# Data provided

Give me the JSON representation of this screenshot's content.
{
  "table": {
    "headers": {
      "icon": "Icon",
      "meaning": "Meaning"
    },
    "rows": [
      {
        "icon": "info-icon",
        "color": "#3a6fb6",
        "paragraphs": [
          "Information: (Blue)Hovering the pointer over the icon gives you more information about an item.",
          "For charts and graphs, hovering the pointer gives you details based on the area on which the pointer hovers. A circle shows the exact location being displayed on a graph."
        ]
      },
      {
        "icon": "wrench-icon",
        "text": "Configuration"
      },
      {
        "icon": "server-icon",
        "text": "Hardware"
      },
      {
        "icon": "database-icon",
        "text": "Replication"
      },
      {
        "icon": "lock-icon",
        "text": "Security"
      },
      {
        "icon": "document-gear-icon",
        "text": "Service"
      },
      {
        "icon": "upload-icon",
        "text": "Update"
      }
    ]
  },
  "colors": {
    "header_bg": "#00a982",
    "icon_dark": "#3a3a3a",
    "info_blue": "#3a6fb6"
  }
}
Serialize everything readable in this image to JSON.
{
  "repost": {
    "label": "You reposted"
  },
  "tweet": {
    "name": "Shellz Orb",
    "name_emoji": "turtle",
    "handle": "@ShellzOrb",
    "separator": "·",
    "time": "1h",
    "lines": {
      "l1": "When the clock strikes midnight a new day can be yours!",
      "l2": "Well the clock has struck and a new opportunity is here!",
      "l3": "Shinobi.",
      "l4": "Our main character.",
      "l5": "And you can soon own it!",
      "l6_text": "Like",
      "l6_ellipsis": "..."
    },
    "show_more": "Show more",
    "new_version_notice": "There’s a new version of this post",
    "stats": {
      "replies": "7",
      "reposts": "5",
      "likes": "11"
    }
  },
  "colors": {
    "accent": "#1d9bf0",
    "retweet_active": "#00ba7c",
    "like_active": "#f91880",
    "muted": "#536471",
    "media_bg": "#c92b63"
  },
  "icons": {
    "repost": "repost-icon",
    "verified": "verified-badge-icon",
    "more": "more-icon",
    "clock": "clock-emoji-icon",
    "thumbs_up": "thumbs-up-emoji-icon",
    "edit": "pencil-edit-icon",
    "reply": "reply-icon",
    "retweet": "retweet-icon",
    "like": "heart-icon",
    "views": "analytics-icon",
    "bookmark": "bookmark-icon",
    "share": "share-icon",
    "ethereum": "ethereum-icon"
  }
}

# Work to be completed
Every line in the data that holds "pointer" should be copied out.

# Response to this task
          "Information: (Blue)Hovering the pointer over the icon gives you more information about an item.",
          "For charts and graphs, hovering the pointer gives you details based on the area on which the pointer hovers. A circle shows the exact location being displayed on a graph."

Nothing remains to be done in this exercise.